Aim:
In full and without alteration, repeat the material.

Available records:

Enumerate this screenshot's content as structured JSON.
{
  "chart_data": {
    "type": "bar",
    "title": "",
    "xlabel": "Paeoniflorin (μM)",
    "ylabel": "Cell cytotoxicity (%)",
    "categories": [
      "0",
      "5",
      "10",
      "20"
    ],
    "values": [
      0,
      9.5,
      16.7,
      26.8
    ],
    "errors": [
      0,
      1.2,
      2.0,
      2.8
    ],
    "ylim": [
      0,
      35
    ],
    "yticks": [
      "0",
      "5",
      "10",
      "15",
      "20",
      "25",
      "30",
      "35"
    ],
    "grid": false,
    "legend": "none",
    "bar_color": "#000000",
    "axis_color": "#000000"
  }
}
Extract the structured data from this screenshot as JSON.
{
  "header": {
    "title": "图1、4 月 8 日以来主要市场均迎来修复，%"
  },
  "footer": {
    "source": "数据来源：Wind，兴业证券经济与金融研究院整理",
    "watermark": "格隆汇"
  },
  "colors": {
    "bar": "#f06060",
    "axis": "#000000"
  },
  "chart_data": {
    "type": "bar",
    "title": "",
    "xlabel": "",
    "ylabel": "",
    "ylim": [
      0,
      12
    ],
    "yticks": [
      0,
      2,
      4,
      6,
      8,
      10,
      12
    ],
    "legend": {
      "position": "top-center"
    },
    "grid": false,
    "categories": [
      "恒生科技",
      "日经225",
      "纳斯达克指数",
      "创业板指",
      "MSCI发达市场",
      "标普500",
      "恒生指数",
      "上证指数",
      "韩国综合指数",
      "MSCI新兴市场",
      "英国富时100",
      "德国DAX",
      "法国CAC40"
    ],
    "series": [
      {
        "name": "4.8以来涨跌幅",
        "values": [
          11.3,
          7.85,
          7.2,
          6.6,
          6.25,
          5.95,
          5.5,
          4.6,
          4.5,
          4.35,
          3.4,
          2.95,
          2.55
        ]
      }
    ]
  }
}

Problem solution:
Enumerate this screenshot's content as structured JSON.
{
  "chart_data": {
    "type": "bar",
    "title": "",
    "xlabel": "Paeoniflorin (μM)",
    "ylabel": "Cell cytotoxicity (%)",
    "categories": [
      "0",
      "5",
      "10",
      "20"
    ],
    "values": [
      0,
      9.5,
      16.7,
      26.8
    ],
    "errors": [
      0,
      1.2,
      2.0,
      2.8
    ],
    "ylim": [
      0,
      35
    ],
    "yticks": [
      "0",
      "5",
      "10",
      "15",
      "20",
      "25",
      "30",
      "35"
    ],
    "grid": false,
    "legend": "none",
    "bar_color": "#000000",
    "axis_color": "#000000"
  }
}
Extract the structured data from this screenshot as JSON.
{
  "header": {
    "title": "图1、4 月 8 日以来主要市场均迎来修复，%"
  },
  "footer": {
    "source": "数据来源：Wind，兴业证券经济与金融研究院整理",
    "watermark": "格隆汇"
  },
  "colors": {
    "bar": "#f06060",
    "axis": "#000000"
  },
  "chart_data": {
    "type": "bar",
    "title": "",
    "xlabel": "",
    "ylabel": "",
    "ylim": [
      0,
      12
    ],
    "yticks": [
      0,
      2,
      4,
      6,
      8,
      10,
      12
    ],
    "legend": {
      "position": "top-center"
    },
    "grid": false,
    "categories": [
      "恒生科技",
      "日经225",
      "纳斯达克指数",
      "创业板指",
      "MSCI发达市场",
      "标普500",
      "恒生指数",
      "上证指数",
      "韩国综合指数",
      "MSCI新兴市场",
      "英国富时100",
      "德国DAX",
      "法国CAC40"
    ],
    "series": [
      {
        "name": "4.8以来涨跌幅",
        "values": [
          11.3,
          7.85,
          7.2,
          6.6,
          6.25,
          5.95,
          5.5,
          4.6,
          4.5,
          4.35,
          3.4,
          2.95,
          2.55
        ]
      }
    ]
  }
}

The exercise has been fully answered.